- [PASSAGE SHOWN]:
Series: Great Doctrines
Now, the message this morning is a continuation of the one we introduced last Sunday morning which is The Mystery of the Church. Now, as you have opportunity, you can or cannot, but if you would like, turn through the Bible with me as I speak of these different verses in the third chapter of the Book of Ephesians.
We were speaking last Sunday morning in the third chapter of the Book of Ephesians of the mystery that was hid in God from the beginning of the world. That is in Ephesians 3:9. Paul starts it off saying that:
Ye have heard of the dispensation of the grace of God which is given me:
How that by revelation God made known unto me the mystery; (as I wrote afore in few words,
Whereby, when ye read, ye may understand my knowledge in the mystery of Christ) – this mystery
Which in other ages was not made known unto the sons of men, it is now revealed unto His holy apostles and prophets by the Spirit;
That the Gentiles should be fellowheirs, of the same body, partakers of His promise in Christ by the gospel. –
Now the ninth verse –
To make all men know what is the dispensation of the mystery, which from the beginning of the world hath been hid in God, who created all things by Christ:
To the intent that now unto principalities and powers and heavenly places might be known by the church the manifold wisdom of God,
According to the eternal purpose which He purposed in Christ Jesus our Lord. [Ephesians 3:2-6, 9-11]
Now, the mystery was this: a mystery is something that reason, rationality, men’s thinking could never discover. You would never have produced it; you would never have thought it. A mystery is something that can only be made known by the revelation of God. And a mystery, this thing that reason by itself, human mind by itself, could never discover, but it has to be revealed by God – this mystery is something that is hidden in the counsels of God: something God intends to do, but He doesn’t let it be known. He doesn’t reveal it until the appointed time.

- [SUPPLIED RECORDS]:
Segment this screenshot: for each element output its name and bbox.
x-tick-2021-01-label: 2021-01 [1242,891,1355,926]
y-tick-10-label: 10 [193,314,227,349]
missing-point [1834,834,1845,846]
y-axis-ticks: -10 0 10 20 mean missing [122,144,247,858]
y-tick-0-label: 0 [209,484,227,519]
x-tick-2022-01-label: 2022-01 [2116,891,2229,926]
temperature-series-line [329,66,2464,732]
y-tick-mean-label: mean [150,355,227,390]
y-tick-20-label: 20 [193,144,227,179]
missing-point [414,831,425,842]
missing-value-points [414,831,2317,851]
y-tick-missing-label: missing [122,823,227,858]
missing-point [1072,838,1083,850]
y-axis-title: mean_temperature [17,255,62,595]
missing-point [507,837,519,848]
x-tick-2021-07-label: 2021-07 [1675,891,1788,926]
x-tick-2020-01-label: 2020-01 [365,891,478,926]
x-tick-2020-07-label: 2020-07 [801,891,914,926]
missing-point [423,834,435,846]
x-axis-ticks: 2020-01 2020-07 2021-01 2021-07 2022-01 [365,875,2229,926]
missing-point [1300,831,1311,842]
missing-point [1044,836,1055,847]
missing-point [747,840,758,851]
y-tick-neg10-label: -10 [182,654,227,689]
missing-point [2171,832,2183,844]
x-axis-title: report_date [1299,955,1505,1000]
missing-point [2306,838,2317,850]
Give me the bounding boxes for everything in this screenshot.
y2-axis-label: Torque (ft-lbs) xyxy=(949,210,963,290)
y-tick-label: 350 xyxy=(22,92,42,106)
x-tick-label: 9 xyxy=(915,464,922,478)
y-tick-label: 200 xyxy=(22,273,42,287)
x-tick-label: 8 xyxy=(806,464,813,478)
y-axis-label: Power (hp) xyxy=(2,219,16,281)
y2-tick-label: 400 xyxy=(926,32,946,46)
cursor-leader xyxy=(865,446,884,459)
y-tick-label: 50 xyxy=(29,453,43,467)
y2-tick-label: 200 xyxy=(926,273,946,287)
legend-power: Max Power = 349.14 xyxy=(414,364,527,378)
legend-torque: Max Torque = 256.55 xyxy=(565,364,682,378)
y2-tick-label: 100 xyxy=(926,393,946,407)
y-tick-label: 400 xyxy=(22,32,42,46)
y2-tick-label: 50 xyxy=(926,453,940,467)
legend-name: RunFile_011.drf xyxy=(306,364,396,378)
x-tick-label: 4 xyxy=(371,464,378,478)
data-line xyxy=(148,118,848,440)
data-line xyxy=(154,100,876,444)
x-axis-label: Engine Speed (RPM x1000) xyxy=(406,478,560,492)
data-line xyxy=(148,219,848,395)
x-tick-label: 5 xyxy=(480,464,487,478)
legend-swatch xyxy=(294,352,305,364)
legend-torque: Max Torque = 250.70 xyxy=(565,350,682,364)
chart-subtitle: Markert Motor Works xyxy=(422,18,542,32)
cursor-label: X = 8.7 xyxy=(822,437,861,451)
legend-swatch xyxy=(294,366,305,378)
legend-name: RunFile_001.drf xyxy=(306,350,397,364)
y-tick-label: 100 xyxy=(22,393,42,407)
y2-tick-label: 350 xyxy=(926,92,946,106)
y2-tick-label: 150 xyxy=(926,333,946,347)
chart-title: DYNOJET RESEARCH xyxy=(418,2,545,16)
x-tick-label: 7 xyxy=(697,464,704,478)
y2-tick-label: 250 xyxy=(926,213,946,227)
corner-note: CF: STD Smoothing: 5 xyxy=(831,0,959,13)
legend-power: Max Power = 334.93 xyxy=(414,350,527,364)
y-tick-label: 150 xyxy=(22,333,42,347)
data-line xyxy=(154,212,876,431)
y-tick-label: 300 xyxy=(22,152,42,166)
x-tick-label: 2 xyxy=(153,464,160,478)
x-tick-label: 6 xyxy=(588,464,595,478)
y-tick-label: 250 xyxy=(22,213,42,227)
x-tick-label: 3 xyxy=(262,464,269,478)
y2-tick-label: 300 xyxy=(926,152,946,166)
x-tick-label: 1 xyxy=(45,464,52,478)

- [WHAT TO DO]: Condense the paragraph of the sermon that begins "Now, the mystery was this" into a short bulleted list that keeps its main points.

- [FULL RESPONSE]:
- A mystery is something human reason and thinking could never discover or produce.
- It can be made known only by God's revelation.
- It is hidden in the counsels of God: something He intends to do but does not make known.
- God does not reveal it until the appointed time.